### THE INPUT

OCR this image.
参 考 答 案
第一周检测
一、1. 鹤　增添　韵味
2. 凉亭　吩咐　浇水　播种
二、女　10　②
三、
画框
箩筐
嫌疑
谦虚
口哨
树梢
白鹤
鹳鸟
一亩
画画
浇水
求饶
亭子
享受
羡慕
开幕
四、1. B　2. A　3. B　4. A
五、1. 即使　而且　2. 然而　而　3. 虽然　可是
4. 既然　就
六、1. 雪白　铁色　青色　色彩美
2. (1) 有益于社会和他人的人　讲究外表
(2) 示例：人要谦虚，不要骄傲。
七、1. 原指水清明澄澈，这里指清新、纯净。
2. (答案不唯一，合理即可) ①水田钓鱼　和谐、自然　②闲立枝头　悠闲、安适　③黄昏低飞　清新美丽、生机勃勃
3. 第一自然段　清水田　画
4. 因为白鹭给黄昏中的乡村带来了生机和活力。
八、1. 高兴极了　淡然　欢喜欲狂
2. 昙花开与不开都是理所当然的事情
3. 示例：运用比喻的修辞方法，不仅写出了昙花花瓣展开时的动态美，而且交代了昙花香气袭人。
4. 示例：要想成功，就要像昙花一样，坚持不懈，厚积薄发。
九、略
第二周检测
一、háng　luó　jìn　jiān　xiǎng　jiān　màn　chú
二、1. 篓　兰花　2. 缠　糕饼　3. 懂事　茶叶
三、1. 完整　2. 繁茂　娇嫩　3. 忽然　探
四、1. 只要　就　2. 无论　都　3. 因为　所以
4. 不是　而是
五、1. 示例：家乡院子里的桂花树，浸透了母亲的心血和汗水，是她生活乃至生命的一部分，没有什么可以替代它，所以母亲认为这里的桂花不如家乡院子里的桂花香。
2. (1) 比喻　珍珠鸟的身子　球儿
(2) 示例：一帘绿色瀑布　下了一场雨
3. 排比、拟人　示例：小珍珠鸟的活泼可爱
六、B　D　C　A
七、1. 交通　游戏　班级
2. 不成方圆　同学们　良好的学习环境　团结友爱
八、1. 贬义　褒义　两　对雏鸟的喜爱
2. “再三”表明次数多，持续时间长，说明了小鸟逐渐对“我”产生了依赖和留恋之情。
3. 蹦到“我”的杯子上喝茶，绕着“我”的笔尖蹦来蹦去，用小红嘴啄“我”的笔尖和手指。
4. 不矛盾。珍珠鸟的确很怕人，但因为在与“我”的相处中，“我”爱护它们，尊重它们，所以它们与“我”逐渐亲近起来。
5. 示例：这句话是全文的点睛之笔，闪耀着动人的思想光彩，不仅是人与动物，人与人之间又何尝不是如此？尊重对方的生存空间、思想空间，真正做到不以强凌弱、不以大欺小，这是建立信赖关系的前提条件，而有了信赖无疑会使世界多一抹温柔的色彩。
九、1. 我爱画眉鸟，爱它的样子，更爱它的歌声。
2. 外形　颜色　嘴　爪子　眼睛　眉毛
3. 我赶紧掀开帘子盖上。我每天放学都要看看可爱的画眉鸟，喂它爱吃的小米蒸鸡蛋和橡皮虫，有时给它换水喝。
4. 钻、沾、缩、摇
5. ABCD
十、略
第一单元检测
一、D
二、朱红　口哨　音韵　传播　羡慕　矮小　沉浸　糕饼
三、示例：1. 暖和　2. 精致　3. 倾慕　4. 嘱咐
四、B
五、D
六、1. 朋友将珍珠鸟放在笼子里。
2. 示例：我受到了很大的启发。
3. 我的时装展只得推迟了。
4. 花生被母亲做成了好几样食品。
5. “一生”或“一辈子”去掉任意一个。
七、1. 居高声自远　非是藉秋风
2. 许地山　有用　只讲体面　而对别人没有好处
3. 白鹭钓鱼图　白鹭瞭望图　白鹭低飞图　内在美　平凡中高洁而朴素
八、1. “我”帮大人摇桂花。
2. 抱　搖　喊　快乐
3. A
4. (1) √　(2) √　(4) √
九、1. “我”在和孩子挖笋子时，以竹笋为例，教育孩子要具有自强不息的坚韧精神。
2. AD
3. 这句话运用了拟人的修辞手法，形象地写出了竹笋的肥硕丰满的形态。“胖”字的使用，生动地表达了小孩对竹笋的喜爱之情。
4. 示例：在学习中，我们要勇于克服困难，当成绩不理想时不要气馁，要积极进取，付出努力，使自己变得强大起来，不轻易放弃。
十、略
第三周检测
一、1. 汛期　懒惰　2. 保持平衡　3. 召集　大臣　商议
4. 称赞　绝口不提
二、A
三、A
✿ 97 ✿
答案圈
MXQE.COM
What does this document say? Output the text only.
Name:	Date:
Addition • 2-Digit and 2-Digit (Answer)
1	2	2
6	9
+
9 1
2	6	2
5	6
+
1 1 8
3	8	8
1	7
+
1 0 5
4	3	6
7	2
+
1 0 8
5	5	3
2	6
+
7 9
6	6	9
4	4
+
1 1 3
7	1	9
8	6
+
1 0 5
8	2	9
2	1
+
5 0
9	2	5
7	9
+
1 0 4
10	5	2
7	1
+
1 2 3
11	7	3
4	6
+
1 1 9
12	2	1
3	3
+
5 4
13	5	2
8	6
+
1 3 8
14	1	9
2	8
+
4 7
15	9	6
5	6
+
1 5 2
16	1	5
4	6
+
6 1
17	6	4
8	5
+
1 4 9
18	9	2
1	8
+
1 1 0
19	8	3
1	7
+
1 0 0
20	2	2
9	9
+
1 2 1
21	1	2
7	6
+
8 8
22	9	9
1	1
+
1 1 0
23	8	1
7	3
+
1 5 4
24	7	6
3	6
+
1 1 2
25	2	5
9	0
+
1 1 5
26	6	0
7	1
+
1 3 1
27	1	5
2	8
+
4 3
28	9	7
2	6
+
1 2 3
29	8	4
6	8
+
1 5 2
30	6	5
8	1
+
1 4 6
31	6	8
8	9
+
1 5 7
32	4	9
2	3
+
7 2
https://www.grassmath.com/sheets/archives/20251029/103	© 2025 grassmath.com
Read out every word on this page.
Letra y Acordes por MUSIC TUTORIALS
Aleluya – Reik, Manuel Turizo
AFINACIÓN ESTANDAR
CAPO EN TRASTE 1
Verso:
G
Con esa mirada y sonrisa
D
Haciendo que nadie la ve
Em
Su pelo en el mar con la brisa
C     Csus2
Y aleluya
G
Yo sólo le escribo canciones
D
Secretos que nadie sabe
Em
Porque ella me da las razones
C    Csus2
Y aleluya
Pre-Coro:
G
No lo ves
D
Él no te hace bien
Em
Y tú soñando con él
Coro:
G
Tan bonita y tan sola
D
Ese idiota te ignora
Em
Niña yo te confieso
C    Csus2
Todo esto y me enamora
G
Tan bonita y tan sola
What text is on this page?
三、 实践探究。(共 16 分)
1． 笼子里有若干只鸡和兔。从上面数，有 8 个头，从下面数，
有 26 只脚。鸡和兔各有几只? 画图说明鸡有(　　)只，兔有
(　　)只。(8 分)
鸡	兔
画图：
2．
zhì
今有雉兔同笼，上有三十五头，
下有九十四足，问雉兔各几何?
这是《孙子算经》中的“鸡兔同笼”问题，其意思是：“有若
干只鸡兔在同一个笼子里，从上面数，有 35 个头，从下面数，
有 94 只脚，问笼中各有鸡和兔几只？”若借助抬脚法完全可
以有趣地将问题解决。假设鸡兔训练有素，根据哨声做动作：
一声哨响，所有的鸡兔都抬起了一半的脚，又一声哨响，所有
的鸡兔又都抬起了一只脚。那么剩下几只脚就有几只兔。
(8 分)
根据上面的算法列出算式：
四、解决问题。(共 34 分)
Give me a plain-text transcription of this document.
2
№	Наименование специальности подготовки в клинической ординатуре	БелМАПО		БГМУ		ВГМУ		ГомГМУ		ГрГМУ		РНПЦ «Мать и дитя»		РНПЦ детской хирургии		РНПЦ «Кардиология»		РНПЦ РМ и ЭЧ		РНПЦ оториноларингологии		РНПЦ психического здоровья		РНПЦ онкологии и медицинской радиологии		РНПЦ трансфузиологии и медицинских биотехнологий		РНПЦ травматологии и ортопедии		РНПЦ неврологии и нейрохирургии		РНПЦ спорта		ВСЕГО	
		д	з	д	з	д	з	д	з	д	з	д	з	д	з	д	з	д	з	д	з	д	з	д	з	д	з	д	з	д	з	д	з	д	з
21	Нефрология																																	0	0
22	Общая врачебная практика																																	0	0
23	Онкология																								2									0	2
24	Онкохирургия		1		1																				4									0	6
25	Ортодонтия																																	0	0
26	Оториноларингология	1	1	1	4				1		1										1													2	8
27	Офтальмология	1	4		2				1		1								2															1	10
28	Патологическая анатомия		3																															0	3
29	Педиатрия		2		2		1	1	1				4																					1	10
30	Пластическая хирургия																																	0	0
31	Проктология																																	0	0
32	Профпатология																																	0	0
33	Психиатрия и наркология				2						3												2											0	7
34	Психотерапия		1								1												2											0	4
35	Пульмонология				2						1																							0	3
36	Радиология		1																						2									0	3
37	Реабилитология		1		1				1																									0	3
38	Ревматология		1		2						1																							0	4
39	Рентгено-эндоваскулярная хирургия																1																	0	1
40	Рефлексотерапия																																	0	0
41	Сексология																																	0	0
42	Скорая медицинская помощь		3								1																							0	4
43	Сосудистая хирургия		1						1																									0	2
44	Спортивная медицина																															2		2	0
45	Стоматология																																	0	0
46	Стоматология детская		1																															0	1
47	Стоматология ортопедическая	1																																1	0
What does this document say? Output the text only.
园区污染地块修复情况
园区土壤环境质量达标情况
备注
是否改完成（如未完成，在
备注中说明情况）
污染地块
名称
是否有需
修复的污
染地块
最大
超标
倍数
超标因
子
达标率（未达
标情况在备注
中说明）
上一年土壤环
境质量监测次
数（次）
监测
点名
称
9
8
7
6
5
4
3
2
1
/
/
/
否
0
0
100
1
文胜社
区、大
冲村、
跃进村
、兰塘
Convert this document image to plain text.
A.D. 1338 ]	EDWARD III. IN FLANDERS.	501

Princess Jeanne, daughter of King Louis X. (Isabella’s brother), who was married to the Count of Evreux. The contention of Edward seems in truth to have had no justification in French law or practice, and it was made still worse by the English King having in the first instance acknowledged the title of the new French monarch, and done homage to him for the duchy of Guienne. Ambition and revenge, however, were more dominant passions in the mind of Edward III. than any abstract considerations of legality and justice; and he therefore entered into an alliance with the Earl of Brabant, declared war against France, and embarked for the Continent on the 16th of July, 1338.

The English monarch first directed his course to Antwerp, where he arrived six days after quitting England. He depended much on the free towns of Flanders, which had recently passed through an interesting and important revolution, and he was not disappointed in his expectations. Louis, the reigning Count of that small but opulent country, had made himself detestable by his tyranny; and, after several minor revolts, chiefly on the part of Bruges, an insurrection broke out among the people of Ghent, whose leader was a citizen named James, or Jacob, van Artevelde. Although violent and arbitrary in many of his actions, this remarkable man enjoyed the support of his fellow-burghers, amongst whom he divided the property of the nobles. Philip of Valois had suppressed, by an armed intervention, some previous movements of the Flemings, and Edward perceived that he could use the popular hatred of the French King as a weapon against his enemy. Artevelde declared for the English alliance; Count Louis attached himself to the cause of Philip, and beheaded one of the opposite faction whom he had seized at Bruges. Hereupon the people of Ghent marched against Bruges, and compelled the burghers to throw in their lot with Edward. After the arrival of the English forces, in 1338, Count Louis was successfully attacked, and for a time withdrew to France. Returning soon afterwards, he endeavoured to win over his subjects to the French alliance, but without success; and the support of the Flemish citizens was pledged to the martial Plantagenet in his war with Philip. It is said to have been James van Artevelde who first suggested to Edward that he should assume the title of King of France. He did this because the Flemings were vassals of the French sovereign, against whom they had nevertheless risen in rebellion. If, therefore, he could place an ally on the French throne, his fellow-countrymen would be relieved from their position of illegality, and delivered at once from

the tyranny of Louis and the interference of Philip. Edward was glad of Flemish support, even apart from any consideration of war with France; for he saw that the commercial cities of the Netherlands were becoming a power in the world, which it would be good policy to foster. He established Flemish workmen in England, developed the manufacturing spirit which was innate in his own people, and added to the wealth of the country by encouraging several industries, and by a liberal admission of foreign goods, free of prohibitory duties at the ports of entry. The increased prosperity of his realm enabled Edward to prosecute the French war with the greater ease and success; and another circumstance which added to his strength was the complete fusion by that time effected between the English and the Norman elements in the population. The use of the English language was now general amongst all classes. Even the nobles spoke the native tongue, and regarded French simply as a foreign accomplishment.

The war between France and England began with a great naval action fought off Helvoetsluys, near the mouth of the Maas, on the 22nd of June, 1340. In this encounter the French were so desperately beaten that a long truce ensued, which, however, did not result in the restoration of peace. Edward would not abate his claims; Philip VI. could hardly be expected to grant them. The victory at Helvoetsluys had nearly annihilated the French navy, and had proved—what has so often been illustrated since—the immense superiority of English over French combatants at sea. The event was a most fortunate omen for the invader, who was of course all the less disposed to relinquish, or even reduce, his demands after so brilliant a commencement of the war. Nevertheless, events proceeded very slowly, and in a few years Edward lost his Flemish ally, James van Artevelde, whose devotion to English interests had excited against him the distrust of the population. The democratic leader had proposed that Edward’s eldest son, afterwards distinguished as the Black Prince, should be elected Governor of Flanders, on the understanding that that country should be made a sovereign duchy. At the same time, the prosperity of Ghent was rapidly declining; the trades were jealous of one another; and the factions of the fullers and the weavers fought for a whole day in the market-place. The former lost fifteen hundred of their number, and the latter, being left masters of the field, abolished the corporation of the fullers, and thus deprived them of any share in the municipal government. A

######

== DIRECTION ==
Report every line in the data above in which the word "image" appears.

== CORRECT OUTPUT ==
OCR this image.
Convert this document image to plain text.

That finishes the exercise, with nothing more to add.